*Requirements*
Look through the material and copy each line holding "Strade".

*Source data*
──────

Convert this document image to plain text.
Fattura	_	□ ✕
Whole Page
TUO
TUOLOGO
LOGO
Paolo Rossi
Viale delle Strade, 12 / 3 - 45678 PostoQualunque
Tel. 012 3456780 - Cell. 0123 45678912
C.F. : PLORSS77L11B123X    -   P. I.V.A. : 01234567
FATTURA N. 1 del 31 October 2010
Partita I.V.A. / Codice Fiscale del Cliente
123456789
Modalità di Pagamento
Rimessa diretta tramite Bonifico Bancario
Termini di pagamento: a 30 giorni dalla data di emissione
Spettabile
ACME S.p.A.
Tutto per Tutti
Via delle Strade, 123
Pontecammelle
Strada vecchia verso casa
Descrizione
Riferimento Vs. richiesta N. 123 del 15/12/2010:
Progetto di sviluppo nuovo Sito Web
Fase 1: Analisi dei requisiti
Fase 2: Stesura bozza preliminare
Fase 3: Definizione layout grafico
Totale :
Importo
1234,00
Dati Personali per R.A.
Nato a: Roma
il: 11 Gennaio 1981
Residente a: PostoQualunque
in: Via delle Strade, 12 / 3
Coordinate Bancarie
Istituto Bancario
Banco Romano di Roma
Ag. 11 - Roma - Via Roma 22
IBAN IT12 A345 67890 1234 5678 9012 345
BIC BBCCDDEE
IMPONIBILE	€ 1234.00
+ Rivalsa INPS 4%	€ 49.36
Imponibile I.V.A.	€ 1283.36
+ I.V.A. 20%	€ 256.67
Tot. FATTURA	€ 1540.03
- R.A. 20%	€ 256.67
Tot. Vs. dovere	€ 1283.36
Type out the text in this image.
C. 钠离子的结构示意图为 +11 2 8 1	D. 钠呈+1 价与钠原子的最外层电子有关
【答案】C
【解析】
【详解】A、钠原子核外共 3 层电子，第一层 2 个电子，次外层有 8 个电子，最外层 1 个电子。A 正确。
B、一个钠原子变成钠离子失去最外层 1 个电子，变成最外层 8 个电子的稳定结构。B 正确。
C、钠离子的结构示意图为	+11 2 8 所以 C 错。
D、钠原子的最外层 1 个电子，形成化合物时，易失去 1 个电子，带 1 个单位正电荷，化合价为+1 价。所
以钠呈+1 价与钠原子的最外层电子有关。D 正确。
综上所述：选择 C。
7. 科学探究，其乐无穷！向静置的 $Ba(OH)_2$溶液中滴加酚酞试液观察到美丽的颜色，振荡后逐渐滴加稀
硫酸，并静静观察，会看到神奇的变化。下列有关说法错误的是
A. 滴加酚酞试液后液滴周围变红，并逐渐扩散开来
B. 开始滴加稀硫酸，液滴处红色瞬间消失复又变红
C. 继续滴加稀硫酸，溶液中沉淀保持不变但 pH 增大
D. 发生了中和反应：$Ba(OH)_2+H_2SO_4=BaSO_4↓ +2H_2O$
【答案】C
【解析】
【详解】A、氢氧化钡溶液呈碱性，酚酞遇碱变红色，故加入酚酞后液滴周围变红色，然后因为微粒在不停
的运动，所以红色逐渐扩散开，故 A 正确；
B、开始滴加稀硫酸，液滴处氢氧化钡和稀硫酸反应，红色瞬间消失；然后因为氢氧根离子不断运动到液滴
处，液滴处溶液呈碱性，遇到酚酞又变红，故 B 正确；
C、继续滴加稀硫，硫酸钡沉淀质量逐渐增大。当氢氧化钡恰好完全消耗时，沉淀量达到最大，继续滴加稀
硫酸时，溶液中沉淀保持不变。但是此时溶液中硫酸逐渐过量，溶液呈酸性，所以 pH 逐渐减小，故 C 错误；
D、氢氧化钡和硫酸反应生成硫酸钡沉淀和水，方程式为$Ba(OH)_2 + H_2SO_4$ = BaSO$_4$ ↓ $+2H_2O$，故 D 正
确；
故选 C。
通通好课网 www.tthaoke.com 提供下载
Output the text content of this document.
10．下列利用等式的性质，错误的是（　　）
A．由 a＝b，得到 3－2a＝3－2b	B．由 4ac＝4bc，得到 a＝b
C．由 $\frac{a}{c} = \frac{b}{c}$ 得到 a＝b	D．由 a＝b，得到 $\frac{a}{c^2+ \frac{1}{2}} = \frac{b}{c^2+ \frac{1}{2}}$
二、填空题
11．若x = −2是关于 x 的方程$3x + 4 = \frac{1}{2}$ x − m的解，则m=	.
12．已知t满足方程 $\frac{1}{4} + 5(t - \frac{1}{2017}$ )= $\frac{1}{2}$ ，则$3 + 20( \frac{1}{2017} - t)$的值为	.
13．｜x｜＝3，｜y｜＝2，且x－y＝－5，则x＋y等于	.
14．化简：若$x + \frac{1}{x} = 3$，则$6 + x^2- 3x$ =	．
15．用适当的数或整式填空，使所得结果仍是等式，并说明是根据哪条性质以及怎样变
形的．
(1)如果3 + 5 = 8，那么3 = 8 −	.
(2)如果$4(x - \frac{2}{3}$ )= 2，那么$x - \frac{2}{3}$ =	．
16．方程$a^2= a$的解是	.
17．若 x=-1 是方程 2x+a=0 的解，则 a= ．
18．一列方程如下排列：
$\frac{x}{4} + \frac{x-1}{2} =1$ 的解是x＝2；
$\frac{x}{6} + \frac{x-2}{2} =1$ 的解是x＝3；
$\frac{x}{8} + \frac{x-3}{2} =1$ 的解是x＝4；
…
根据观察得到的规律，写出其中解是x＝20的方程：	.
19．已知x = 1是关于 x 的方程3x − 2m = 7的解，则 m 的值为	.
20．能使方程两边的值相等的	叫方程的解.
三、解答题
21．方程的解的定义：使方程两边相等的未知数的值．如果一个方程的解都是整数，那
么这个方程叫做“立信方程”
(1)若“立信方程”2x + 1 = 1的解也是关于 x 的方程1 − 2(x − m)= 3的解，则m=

──────

*Exercise solution*
Viale delle Strade, 12 / 3 - 45678 PostoQualunque
Via delle Strade, 123
in: Via delle Strade, 12 / 3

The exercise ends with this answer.